▶ **WHAT THE TASK ASKS**
Your task is to write out the complete listing exactly as it is shown.

▶ **GIVEN INFORMATION**
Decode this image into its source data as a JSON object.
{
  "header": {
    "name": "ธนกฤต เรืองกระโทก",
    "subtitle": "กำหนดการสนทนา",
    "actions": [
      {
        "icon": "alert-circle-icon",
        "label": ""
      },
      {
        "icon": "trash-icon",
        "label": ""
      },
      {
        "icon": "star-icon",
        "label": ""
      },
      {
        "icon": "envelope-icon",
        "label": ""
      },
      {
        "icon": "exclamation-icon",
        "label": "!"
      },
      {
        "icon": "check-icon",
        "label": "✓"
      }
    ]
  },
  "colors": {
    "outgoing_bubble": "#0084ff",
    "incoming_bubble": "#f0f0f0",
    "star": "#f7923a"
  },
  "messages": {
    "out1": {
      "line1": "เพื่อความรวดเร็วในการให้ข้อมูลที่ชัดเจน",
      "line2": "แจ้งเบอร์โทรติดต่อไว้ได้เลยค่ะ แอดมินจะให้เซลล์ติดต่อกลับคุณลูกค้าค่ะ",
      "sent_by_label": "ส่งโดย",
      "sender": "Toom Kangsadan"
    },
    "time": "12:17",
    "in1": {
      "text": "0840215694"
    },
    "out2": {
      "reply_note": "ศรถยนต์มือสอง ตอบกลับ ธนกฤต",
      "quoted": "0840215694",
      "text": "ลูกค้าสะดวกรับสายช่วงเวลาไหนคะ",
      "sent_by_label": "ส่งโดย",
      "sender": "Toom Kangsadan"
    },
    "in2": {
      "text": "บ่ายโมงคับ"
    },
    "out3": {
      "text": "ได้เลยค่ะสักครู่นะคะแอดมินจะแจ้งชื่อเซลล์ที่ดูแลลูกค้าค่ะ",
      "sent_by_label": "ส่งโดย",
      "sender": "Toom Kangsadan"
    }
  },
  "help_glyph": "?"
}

▶ **COMPLETE OUTPUT**
Decode this image into its source data as a JSON object.
{
  "header": {
    "name": "ธนกฤต เรืองกระโทก",
    "subtitle": "กำหนดการสนทนา",
    "actions": [
      {
        "icon": "alert-circle-icon",
        "label": ""
      },
      {
        "icon": "trash-icon",
        "label": ""
      },
      {
        "icon": "star-icon",
        "label": ""
      },
      {
        "icon": "envelope-icon",
        "label": ""
      },
      {
        "icon": "exclamation-icon",
        "label": "!"
      },
      {
        "icon": "check-icon",
        "label": "✓"
      }
    ]
  },
  "colors": {
    "outgoing_bubble": "#0084ff",
    "incoming_bubble": "#f0f0f0",
    "star": "#f7923a"
  },
  "messages": {
    "out1": {
      "line1": "เพื่อความรวดเร็วในการให้ข้อมูลที่ชัดเจน",
      "line2": "แจ้งเบอร์โทรติดต่อไว้ได้เลยค่ะ แอดมินจะให้เซลล์ติดต่อกลับคุณลูกค้าค่ะ",
      "sent_by_label": "ส่งโดย",
      "sender": "Toom Kangsadan"
    },
    "time": "12:17",
    "in1": {
      "text": "0840215694"
    },
    "out2": {
      "reply_note": "ศรถยนต์มือสอง ตอบกลับ ธนกฤต",
      "quoted": "0840215694",
      "text": "ลูกค้าสะดวกรับสายช่วงเวลาไหนคะ",
      "sent_by_label": "ส่งโดย",
      "sender": "Toom Kangsadan"
    },
    "in2": {
      "text": "บ่ายโมงคับ"
    },
    "out3": {
      "text": "ได้เลยค่ะสักครู่นะคะแอดมินจะแจ้งชื่อเซลล์ที่ดูแลลูกค้าค่ะ",
      "sent_by_label": "ส่งโดย",
      "sender": "Toom Kangsadan"
    }
  },
  "help_glyph": "?"
}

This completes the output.